-- Task requirements --
Extract all of the entries and give them again, word for word.

-- Data records --
** start **
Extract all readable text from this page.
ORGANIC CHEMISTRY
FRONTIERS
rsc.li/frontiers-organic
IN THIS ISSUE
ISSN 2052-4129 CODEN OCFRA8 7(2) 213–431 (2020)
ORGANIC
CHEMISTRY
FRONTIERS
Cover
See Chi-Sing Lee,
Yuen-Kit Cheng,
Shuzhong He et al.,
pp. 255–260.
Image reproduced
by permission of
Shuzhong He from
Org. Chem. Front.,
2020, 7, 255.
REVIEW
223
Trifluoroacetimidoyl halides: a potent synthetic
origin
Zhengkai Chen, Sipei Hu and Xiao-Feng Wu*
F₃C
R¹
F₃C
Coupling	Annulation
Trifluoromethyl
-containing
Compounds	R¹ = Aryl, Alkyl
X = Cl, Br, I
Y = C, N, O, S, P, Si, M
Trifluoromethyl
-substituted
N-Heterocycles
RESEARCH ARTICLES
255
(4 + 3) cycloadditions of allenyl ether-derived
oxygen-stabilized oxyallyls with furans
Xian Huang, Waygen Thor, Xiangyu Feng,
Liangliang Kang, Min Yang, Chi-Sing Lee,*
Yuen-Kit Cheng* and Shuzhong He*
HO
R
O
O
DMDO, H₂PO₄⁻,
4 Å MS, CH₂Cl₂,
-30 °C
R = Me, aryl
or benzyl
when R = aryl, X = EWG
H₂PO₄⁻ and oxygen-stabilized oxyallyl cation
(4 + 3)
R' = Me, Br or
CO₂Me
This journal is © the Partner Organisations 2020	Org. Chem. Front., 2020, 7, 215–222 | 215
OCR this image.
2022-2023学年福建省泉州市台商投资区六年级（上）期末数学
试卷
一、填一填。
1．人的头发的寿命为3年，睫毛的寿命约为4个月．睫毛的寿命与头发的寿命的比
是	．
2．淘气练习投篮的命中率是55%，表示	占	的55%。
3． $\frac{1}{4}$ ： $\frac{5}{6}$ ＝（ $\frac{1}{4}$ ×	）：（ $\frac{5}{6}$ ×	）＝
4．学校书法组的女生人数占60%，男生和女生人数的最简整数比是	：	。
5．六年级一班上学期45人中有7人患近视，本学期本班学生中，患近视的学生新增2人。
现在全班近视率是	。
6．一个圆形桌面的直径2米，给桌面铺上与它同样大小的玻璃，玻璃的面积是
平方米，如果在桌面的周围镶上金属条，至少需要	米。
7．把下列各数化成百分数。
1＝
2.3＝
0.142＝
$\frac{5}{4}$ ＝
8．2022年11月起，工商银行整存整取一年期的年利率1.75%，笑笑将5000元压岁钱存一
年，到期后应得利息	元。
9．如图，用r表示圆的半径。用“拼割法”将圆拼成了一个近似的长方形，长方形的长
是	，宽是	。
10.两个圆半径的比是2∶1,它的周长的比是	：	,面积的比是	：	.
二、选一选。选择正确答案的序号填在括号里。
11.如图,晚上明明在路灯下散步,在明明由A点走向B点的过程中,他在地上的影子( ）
** end **
-- Expected output --
Extract all readable text from this page.
ORGANIC CHEMISTRY
FRONTIERS
rsc.li/frontiers-organic
IN THIS ISSUE
ISSN 2052-4129 CODEN OCFRA8 7(2) 213–431 (2020)
ORGANIC
CHEMISTRY
FRONTIERS
Cover
See Chi-Sing Lee,
Yuen-Kit Cheng,
Shuzhong He et al.,
pp. 255–260.
Image reproduced
by permission of
Shuzhong He from
Org. Chem. Front.,
2020, 7, 255.
REVIEW
223
Trifluoroacetimidoyl halides: a potent synthetic
origin
Zhengkai Chen, Sipei Hu and Xiao-Feng Wu*
F₃C
R¹
F₃C
Coupling	Annulation
Trifluoromethyl
-containing
Compounds	R¹ = Aryl, Alkyl
X = Cl, Br, I
Y = C, N, O, S, P, Si, M
Trifluoromethyl
-substituted
N-Heterocycles
RESEARCH ARTICLES
255
(4 + 3) cycloadditions of allenyl ether-derived
oxygen-stabilized oxyallyls with furans
Xian Huang, Waygen Thor, Xiangyu Feng,
Liangliang Kang, Min Yang, Chi-Sing Lee,*
Yuen-Kit Cheng* and Shuzhong He*
HO
R
O
O
DMDO, H₂PO₄⁻,
4 Å MS, CH₂Cl₂,
-30 °C
R = Me, aryl
or benzyl
when R = aryl, X = EWG
H₂PO₄⁻ and oxygen-stabilized oxyallyl cation
(4 + 3)
R' = Me, Br or
CO₂Me
This journal is © the Partner Organisations 2020	Org. Chem. Front., 2020, 7, 215–222 | 215
OCR this image.
2022-2023学年福建省泉州市台商投资区六年级（上）期末数学
试卷
一、填一填。
1．人的头发的寿命为3年，睫毛的寿命约为4个月．睫毛的寿命与头发的寿命的比
是	．
2．淘气练习投篮的命中率是55%，表示	占	的55%。
3． $\frac{1}{4}$ ： $\frac{5}{6}$ ＝（ $\frac{1}{4}$ ×	）：（ $\frac{5}{6}$ ×	）＝
4．学校书法组的女生人数占60%，男生和女生人数的最简整数比是	：	。
5．六年级一班上学期45人中有7人患近视，本学期本班学生中，患近视的学生新增2人。
现在全班近视率是	。
6．一个圆形桌面的直径2米，给桌面铺上与它同样大小的玻璃，玻璃的面积是
平方米，如果在桌面的周围镶上金属条，至少需要	米。
7．把下列各数化成百分数。
1＝
2.3＝
0.142＝
$\frac{5}{4}$ ＝
8．2022年11月起，工商银行整存整取一年期的年利率1.75%，笑笑将5000元压岁钱存一
年，到期后应得利息	元。
9．如图，用r表示圆的半径。用“拼割法”将圆拼成了一个近似的长方形，长方形的长
是	，宽是	。
10.两个圆半径的比是2∶1,它的周长的比是	：	,面积的比是	：	.
二、选一选。选择正确答案的序号填在括号里。
11.如图,晚上明明在路灯下散步,在明明由A点走向B点的过程中,他在地上的影子( ）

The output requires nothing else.